RECORDS SUPPLIED:
-------

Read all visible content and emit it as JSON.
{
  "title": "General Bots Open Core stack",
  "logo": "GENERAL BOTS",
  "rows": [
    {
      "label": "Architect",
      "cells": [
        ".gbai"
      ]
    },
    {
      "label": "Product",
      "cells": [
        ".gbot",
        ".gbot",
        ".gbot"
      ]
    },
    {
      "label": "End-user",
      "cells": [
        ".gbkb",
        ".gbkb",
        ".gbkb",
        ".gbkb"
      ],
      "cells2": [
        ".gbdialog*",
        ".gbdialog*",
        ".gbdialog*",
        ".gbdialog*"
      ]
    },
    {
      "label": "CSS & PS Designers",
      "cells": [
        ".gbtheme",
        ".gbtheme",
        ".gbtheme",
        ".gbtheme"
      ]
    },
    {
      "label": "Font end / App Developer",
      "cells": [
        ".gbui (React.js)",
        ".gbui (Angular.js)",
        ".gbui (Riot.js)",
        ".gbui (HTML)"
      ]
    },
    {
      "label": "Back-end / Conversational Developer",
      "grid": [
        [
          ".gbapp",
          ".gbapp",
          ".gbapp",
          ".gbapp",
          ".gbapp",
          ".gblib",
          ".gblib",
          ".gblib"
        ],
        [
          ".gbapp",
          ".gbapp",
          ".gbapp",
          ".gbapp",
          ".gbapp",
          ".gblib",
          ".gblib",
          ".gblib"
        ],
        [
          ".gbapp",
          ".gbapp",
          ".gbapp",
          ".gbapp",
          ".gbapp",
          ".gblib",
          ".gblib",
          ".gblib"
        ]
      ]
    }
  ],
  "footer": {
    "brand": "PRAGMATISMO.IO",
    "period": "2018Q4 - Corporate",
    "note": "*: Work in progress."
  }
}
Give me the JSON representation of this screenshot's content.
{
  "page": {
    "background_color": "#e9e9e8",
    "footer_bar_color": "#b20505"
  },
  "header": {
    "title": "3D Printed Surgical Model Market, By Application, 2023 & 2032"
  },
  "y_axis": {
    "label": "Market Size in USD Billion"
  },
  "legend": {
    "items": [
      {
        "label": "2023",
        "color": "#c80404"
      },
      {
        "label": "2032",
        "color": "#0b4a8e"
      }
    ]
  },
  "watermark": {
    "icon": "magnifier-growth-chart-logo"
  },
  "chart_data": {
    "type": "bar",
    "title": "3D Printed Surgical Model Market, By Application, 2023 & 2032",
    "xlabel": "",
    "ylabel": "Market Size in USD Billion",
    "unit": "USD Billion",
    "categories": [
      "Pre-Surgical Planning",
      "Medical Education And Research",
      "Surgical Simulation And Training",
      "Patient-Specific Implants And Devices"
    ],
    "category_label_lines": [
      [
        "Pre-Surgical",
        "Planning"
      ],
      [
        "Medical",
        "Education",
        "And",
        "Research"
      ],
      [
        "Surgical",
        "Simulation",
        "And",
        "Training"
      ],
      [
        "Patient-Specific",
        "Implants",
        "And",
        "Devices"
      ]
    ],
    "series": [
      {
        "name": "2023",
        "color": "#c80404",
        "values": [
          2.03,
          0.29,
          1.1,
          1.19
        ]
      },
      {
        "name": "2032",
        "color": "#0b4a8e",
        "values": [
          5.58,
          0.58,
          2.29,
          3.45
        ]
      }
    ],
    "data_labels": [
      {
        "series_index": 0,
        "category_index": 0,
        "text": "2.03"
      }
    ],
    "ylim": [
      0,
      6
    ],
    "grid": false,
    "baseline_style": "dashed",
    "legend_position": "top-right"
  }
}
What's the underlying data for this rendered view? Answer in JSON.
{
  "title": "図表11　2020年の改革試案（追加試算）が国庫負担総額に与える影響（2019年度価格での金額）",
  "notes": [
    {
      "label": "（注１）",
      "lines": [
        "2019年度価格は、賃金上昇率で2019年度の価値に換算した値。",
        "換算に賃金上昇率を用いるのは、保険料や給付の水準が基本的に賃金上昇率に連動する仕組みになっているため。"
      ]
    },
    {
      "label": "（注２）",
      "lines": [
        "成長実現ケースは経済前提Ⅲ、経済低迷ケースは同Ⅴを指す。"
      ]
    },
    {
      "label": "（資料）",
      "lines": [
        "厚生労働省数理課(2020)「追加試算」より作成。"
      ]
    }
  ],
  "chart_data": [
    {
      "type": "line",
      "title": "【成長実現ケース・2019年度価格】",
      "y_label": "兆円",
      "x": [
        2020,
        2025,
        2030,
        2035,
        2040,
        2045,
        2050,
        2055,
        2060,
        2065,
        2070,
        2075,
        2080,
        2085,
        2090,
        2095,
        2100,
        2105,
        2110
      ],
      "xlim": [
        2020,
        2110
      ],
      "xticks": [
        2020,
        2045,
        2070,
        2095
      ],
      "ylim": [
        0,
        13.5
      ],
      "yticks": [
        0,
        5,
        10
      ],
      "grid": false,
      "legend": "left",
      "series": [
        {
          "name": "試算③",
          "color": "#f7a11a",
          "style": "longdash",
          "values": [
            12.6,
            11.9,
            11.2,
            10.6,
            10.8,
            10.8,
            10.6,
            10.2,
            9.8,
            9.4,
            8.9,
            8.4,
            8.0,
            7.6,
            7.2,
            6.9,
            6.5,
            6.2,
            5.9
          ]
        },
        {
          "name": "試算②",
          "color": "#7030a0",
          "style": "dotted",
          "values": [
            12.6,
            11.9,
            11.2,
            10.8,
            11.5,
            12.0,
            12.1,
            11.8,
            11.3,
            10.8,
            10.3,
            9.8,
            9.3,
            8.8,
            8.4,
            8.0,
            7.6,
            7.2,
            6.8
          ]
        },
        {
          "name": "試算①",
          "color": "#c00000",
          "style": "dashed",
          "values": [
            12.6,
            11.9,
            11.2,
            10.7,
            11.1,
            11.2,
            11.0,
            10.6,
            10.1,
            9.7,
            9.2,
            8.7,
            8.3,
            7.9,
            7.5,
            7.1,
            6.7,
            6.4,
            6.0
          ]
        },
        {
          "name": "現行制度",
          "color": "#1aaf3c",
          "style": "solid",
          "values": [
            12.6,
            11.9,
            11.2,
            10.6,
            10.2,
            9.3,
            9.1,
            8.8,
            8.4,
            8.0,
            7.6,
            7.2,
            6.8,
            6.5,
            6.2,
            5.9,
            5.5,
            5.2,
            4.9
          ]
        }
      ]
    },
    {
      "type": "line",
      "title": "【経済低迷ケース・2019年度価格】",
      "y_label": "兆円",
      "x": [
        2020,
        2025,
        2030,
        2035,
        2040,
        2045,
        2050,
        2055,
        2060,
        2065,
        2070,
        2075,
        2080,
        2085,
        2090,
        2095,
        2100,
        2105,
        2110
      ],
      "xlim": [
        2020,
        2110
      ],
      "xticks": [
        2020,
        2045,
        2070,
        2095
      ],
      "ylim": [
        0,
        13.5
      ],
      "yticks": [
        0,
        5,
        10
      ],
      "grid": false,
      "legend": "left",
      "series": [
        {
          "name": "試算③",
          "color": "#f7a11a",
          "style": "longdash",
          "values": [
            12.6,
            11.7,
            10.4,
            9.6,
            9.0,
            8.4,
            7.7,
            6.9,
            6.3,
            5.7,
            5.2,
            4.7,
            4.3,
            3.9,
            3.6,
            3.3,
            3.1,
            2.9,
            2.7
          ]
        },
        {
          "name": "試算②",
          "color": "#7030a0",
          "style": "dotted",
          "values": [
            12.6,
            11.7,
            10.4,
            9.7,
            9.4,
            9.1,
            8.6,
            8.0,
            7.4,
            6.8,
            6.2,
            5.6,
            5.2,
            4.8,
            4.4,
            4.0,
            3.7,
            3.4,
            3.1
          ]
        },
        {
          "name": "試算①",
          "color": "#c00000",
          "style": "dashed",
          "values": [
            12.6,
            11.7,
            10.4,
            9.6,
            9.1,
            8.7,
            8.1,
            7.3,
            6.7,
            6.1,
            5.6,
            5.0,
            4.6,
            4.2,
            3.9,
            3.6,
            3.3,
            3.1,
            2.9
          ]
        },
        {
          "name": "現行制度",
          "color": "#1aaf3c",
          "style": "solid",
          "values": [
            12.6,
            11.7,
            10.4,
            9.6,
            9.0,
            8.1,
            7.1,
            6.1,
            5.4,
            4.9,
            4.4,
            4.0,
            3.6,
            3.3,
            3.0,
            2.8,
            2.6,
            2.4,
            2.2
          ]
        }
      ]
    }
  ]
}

-------

SET TASK: Go through the entries above and copy every line containing "content".

RESPONSE TO THE TASK:
Read all visible content and emit it as JSON.
Give me the JSON representation of this screenshot's content.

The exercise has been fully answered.